* **Instructions for the task**: Repeat the records verbatim and leave the pictures out of your copy.

··· Dataset excerpts ···

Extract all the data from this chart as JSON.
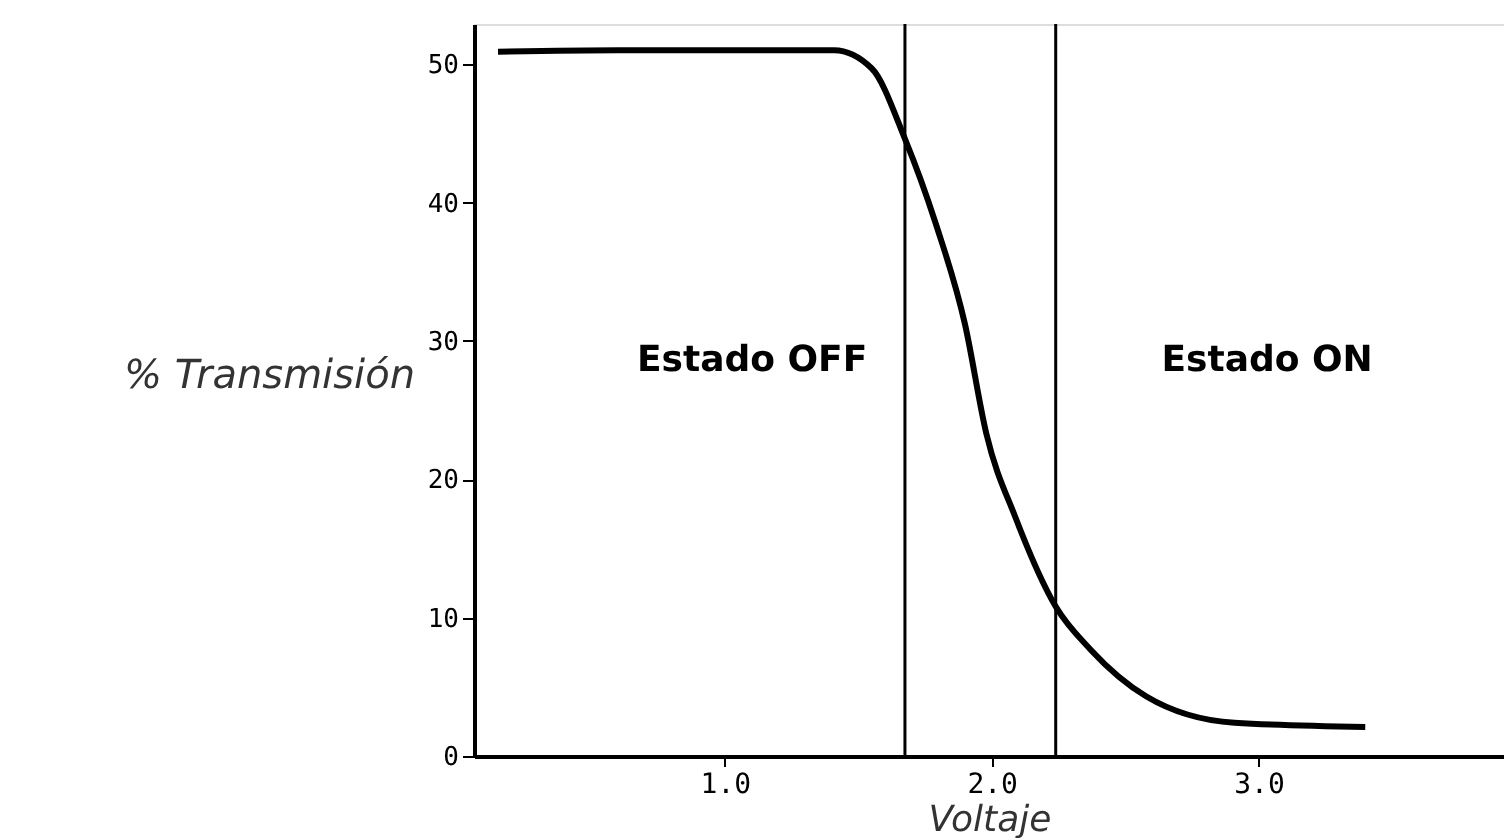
{
  "chart_data": {
    "type": "line",
    "xlabel": "Voltaje",
    "ylabel": "% Transmisión",
    "x": [
      0.15,
      0.6,
      1.0,
      1.41,
      1.55,
      1.675,
      1.79,
      1.9,
      1.98,
      2.09,
      2.24,
      2.37,
      2.58,
      2.91,
      3.4
    ],
    "series": [
      {
        "color": "#000000",
        "values": [
          50.9,
          51,
          51,
          51,
          49.7,
          44.6,
          38.5,
          31.2,
          23.3,
          17.2,
          10.8,
          7.7,
          4.3,
          2.4,
          2.1
        ]
      }
    ],
    "xlim": [
      0.06,
      3.92
    ],
    "ylim": [
      0,
      52.9
    ],
    "xticks": [
      {
        "value": 1,
        "label": "1.0"
      },
      {
        "value": 2,
        "label": "2.0"
      },
      {
        "value": 3,
        "label": "3.0"
      }
    ],
    "yticks": [
      0,
      10,
      20,
      30,
      40,
      50
    ],
    "ref_lines": [
      {
        "axis": "x",
        "value": 1.675,
        "color": "#000000"
      },
      {
        "axis": "x",
        "value": 2.24,
        "color": "#000000"
      }
    ],
    "annotations": [
      "Estado OFF",
      "Estado ON"
    ],
    "grid": false,
    "marker": "none",
    "line_style": "solid"
  }
}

···

* **Answer below**:
Extract all the data from this chart as JSON.
{
  "chart_data": {
    "type": "line",
    "xlabel": "Voltaje",
    "ylabel": "% Transmisión",
    "x": [
      0.15,
      0.6,
      1.0,
      1.41,
      1.55,
      1.675,
      1.79,
      1.9,
      1.98,
      2.09,
      2.24,
      2.37,
      2.58,
      2.91,
      3.4
    ],
    "series": [
      {
        "color": "#000000",
        "values": [
          50.9,
          51,
          51,
          51,
          49.7,
          44.6,
          38.5,
          31.2,
          23.3,
          17.2,
          10.8,
          7.7,
          4.3,
          2.4,
          2.1
        ]
      }
    ],
    "xlim": [
      0.06,
      3.92
    ],
    "ylim": [
      0,
      52.9
    ],
    "xticks": [
      {
        "value": 1,
        "label": "1.0"
      },
      {
        "value": 2,
        "label": "2.0"
      },
      {
        "value": 3,
        "label": "3.0"
      }
    ],
    "yticks": [
      0,
      10,
      20,
      30,
      40,
      50
    ],
    "ref_lines": [
      {
        "axis": "x",
        "value": 1.675,
        "color": "#000000"
      },
      {
        "axis": "x",
        "value": 2.24,
        "color": "#000000"
      }
    ],
    "annotations": [
      "Estado OFF",
      "Estado ON"
    ],
    "grid": false,
    "marker": "none",
    "line_style": "solid"
  }
}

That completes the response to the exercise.